Recorded data:

----------------------------------------

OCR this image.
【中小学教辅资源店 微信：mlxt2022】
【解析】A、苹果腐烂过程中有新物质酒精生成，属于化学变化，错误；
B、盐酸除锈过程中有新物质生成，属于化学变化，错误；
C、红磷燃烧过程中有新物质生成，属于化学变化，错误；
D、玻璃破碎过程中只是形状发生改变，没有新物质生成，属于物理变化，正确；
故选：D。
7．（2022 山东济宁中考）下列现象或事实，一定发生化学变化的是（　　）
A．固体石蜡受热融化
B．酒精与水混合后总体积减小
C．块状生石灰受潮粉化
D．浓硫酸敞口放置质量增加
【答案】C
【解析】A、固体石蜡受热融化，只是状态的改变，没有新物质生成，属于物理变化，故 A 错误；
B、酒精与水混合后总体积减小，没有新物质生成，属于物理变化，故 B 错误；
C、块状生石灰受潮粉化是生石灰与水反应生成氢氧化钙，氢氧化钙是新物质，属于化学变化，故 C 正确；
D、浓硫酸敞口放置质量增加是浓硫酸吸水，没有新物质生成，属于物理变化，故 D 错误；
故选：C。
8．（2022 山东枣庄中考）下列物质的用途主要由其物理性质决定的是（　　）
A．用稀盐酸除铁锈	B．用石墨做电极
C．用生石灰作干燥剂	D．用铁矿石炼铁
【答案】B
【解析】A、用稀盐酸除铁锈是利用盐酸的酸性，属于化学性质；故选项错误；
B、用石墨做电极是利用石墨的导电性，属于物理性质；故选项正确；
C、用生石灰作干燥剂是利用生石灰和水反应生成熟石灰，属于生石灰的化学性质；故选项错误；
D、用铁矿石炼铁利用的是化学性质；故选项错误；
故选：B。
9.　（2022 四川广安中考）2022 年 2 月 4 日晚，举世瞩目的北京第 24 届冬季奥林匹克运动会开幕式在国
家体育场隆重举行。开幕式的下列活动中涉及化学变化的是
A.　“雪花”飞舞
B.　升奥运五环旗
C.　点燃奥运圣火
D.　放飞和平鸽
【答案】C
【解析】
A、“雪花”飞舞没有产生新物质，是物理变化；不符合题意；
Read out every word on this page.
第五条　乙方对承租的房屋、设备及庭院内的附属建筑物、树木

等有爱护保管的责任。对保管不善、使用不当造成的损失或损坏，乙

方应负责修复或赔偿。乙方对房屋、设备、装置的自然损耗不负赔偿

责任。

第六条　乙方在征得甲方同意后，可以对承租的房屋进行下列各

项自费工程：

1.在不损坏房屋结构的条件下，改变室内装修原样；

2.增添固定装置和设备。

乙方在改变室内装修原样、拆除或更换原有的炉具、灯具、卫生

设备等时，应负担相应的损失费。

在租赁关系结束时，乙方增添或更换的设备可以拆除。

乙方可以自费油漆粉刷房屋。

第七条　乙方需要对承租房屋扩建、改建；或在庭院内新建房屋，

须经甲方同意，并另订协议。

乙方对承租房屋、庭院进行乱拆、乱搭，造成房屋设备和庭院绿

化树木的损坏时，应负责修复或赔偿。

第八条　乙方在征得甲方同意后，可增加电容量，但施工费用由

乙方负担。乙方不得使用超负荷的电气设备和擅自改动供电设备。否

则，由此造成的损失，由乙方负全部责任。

----------------------------------------

*Directions for this task*.
Check each line above for the word "没有新物质生成" and give the number of lines that have it, nothing else.

*Problem solution*.
4